Dataset:
● ● ● ●
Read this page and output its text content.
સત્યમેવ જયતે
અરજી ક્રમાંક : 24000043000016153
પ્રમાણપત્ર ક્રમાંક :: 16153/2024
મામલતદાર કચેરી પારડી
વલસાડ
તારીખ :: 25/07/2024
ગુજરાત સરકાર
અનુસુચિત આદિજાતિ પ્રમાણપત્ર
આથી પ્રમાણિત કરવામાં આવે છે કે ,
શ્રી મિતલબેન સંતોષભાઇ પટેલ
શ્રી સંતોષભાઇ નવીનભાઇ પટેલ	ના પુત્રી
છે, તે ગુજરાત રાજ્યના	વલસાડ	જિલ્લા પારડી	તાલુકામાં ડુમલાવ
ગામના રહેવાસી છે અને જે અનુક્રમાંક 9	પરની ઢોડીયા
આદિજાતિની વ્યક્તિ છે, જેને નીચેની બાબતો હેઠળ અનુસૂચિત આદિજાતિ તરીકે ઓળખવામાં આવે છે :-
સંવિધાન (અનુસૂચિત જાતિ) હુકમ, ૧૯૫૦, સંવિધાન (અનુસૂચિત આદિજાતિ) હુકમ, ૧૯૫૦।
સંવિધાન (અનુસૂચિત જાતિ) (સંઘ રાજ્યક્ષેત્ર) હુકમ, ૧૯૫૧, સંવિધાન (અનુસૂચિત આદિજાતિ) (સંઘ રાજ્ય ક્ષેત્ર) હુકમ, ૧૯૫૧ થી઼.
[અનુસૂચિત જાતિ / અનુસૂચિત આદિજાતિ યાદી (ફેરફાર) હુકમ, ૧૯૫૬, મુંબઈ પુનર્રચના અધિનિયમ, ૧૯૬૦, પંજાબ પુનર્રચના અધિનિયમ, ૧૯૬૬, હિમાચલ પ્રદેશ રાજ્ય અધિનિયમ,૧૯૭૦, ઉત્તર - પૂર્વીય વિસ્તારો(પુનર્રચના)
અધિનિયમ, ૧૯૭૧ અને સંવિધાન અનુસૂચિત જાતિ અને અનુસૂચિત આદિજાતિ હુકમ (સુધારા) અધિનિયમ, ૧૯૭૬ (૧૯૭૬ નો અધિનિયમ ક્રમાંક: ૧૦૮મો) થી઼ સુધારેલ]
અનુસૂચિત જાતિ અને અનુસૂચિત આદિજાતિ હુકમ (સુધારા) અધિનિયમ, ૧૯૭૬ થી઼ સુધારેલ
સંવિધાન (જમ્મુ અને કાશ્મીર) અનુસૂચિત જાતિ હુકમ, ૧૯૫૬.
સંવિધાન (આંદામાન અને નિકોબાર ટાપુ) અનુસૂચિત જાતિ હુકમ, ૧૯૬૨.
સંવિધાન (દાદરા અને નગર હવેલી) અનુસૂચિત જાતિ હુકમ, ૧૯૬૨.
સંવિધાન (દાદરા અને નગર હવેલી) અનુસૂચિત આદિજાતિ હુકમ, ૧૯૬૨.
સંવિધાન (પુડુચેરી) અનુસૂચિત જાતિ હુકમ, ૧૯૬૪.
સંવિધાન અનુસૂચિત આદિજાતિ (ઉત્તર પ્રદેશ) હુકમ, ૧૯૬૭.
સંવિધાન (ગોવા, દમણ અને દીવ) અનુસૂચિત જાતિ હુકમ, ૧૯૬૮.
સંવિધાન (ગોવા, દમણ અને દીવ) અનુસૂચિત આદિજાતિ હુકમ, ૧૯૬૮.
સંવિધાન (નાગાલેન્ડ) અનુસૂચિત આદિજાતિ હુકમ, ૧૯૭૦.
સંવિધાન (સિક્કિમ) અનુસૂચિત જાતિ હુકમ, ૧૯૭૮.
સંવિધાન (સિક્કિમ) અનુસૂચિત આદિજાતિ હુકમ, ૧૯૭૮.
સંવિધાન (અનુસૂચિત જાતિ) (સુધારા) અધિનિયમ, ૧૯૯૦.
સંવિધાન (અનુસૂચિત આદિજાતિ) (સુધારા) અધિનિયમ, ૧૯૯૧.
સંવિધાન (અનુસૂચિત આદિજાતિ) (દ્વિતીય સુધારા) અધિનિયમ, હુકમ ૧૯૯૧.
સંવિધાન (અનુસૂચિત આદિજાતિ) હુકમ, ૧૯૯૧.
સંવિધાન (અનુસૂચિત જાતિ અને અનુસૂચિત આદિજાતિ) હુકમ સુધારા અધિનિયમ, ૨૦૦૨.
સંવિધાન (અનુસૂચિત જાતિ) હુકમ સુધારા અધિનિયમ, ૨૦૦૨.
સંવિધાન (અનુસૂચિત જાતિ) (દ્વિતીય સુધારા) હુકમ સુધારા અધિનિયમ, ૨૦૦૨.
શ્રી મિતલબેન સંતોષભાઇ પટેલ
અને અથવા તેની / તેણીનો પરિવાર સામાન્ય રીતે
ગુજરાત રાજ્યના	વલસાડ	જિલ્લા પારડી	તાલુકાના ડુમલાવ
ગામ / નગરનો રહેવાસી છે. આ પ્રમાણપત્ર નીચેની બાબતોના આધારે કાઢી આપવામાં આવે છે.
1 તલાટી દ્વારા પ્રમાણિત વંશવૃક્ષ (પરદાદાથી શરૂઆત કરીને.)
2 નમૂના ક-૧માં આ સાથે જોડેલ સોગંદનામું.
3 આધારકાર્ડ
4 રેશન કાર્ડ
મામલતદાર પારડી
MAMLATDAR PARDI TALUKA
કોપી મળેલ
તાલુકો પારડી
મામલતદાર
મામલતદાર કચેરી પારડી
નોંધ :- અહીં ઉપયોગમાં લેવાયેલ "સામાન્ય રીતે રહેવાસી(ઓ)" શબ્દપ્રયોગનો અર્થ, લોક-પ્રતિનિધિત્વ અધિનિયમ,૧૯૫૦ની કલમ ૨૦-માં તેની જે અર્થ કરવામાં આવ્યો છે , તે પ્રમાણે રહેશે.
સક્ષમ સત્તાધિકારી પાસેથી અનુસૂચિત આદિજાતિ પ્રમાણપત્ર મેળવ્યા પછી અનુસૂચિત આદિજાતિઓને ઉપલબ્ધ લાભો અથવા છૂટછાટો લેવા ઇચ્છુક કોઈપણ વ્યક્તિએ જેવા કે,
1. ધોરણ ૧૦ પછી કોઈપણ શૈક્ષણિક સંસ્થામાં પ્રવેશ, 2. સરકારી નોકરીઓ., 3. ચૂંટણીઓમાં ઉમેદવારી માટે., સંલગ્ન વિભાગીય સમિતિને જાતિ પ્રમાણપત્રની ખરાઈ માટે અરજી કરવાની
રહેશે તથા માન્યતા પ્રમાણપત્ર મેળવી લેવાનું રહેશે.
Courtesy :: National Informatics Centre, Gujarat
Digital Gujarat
● ● ● ●
To do:
Copy each line of the data above that holds "Gujarat".

Answer to the exercise:
Courtesy :: National Informatics Centre, Gujarat
Digital Gujarat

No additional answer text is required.